- **SUPPLIED RECORDS**
((

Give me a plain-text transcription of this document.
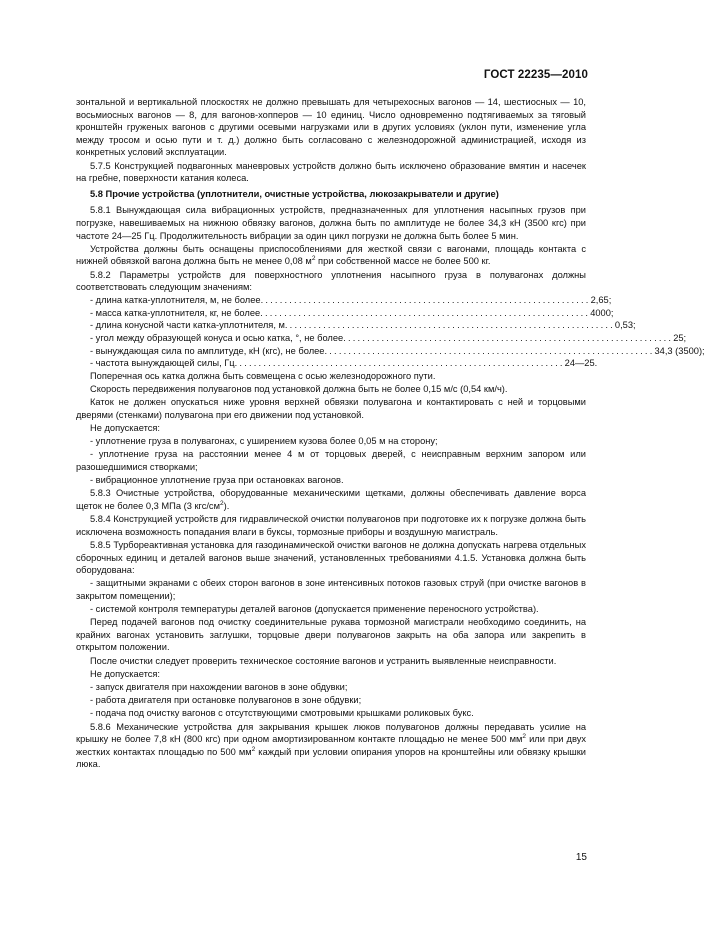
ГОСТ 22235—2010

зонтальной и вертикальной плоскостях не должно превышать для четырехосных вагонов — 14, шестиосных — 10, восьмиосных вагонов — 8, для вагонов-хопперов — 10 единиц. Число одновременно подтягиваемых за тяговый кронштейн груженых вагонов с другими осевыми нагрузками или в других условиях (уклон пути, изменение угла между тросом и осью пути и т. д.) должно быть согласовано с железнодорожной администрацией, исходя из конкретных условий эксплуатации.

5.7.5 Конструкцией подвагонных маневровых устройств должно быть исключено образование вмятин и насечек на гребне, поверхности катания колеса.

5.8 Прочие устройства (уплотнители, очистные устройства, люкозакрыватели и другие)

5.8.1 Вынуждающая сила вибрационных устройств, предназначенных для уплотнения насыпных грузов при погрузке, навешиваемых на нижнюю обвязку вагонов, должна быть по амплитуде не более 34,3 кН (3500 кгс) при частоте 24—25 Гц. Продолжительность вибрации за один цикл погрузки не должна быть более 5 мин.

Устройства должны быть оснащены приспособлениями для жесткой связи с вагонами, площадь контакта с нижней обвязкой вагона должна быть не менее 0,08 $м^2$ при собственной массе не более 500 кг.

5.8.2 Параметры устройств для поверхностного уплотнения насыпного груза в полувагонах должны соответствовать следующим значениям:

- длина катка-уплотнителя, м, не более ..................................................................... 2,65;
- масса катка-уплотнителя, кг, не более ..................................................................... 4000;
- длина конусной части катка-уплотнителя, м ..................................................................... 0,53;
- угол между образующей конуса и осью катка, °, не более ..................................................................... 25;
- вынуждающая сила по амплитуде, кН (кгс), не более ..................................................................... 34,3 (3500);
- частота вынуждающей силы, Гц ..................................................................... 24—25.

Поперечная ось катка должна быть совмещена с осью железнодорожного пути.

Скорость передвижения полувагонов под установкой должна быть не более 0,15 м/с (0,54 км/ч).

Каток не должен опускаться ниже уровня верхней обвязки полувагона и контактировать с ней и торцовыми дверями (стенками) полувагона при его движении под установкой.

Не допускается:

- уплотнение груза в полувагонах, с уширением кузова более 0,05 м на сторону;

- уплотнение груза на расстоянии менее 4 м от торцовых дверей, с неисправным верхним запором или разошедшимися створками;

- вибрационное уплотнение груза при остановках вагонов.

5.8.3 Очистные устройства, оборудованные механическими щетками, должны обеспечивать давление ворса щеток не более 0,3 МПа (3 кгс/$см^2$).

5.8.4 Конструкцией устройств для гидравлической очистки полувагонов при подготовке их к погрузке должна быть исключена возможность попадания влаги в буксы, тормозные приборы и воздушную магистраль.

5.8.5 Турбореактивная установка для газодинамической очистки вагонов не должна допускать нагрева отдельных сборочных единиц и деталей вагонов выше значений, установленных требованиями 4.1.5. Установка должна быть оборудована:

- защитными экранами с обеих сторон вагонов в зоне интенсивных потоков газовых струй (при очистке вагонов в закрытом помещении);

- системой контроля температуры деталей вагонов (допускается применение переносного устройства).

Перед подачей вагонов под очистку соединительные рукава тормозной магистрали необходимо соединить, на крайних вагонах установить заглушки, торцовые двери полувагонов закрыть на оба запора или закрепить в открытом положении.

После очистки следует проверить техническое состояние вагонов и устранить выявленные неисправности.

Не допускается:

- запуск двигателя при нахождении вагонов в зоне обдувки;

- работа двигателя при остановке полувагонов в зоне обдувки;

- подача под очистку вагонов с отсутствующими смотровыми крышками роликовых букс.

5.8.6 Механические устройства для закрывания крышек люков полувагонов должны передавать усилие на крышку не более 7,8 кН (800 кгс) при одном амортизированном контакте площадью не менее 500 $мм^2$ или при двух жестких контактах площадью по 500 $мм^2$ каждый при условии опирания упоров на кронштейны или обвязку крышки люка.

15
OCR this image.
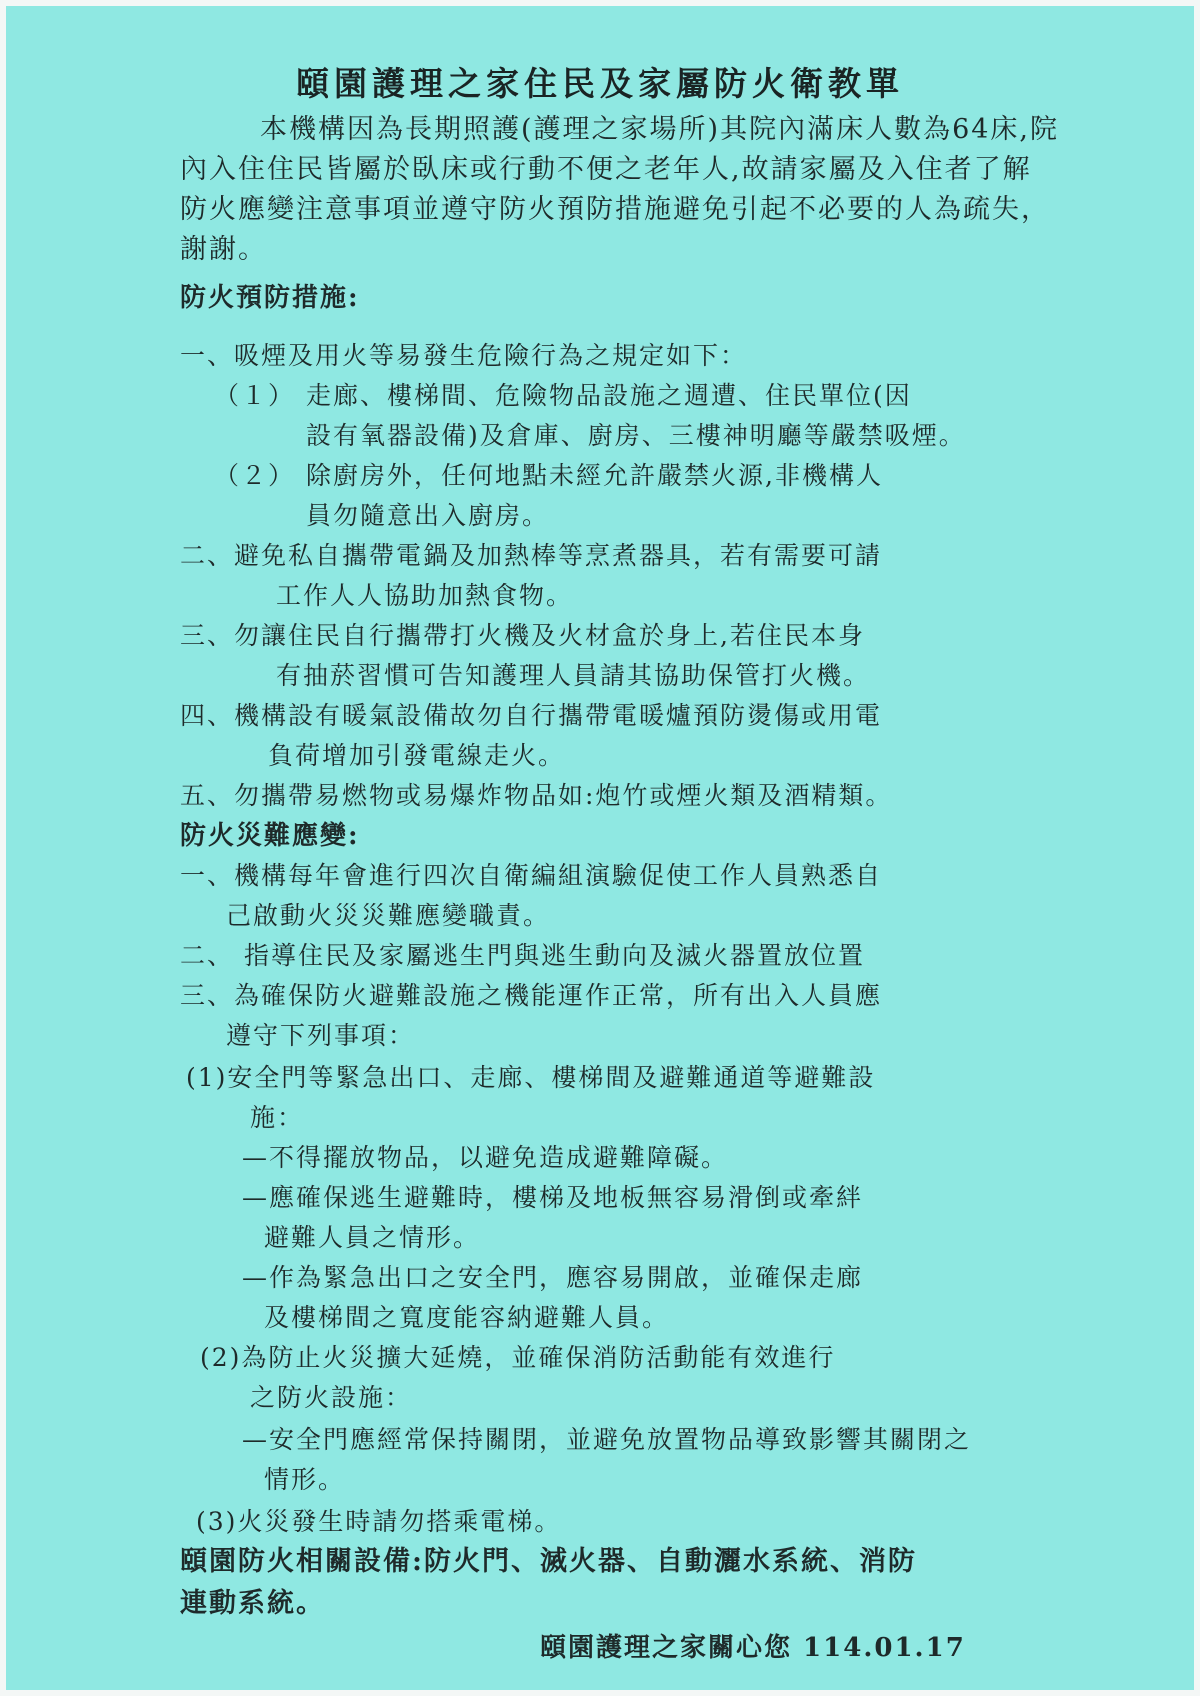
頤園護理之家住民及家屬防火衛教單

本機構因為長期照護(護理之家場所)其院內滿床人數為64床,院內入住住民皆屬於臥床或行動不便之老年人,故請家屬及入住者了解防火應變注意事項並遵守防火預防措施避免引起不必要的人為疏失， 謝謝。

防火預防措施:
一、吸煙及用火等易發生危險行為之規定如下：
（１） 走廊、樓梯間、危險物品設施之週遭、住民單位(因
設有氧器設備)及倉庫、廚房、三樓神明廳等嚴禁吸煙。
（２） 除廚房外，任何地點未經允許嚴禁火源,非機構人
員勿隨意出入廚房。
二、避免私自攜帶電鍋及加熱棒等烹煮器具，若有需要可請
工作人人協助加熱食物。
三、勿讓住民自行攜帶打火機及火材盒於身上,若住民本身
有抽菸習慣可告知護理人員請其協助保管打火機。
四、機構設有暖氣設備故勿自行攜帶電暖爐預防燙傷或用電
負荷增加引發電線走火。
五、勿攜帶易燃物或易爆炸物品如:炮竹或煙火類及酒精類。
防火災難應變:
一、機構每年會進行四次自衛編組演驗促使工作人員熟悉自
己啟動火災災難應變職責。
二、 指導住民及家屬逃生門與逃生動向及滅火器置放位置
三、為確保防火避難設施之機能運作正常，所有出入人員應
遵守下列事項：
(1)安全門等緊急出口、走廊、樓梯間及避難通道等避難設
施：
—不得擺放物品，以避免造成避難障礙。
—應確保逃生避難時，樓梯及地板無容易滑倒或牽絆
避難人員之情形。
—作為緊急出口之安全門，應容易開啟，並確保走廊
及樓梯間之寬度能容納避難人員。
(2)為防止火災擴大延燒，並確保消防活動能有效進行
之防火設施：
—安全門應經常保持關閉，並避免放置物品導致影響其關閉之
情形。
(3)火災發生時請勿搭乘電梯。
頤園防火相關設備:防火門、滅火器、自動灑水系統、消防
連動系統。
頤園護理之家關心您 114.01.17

))
((

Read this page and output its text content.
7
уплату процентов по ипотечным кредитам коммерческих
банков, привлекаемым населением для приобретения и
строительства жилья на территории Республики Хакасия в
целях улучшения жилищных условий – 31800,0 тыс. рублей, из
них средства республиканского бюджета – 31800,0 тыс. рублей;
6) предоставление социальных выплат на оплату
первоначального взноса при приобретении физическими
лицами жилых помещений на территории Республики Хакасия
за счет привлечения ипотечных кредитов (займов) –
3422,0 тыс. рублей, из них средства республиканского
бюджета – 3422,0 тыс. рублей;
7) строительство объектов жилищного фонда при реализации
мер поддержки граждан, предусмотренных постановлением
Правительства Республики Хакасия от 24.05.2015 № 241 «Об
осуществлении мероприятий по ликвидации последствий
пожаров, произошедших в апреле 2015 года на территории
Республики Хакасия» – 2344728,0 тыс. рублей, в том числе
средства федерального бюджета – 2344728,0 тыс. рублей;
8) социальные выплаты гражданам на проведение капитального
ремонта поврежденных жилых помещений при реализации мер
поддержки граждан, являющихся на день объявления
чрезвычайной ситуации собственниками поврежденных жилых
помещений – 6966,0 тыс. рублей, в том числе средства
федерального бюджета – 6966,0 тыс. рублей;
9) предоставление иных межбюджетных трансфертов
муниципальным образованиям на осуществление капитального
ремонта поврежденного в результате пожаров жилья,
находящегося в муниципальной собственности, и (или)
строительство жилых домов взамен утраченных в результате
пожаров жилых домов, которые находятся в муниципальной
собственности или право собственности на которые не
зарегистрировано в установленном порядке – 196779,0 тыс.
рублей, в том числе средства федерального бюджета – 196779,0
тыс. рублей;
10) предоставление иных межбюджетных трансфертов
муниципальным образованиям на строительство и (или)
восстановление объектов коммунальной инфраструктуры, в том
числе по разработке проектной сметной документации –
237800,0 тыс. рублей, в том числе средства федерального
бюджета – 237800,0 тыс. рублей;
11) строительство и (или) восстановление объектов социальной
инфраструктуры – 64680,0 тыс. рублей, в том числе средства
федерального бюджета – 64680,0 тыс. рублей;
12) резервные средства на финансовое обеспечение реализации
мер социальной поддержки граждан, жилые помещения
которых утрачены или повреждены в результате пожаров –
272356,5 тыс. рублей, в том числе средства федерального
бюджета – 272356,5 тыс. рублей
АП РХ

))
((

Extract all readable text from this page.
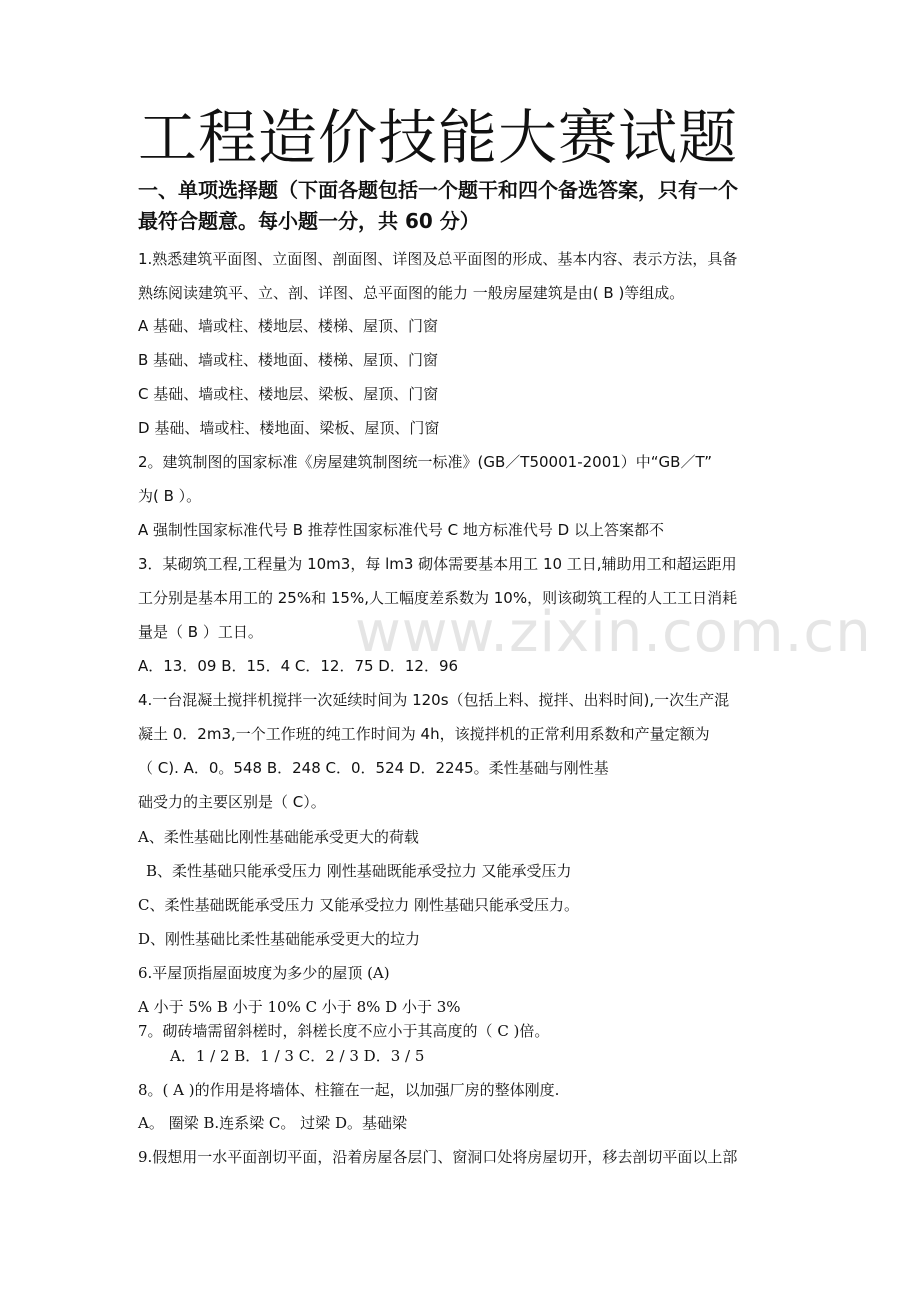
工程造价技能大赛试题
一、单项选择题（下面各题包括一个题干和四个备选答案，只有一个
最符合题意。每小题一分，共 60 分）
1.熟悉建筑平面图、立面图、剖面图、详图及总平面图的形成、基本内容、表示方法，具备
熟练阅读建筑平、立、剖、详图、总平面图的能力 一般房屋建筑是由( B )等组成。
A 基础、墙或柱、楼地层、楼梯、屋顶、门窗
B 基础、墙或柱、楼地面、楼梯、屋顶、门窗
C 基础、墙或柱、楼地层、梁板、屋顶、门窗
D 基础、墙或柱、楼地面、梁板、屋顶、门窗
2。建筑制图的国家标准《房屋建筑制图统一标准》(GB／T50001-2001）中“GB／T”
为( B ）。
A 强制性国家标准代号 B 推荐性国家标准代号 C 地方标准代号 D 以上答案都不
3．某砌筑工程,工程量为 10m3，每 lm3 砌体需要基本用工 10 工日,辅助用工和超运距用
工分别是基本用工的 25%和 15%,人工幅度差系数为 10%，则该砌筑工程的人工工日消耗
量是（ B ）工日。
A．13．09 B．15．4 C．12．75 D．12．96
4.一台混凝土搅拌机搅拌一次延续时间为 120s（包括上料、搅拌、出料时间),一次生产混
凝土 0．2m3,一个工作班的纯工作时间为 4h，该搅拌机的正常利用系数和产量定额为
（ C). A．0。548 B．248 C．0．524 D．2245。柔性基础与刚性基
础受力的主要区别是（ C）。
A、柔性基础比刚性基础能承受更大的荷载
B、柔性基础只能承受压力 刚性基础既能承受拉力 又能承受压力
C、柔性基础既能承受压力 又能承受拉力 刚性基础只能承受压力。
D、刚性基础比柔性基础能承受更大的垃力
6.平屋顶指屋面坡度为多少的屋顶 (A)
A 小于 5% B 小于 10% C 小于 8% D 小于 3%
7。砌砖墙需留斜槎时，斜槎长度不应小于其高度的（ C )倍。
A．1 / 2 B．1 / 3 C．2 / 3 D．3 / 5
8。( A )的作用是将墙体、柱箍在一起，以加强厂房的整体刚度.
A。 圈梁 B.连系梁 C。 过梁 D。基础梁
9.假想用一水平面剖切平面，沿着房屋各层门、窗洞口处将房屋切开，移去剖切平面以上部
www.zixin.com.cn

))

Which lines in the records above contain the string "восстановление"? Copy each one.

- **RIGHT ANSWER**
восстановление объектов коммунальной инфраструктуры, в том
11) строительство и (или) восстановление объектов социальной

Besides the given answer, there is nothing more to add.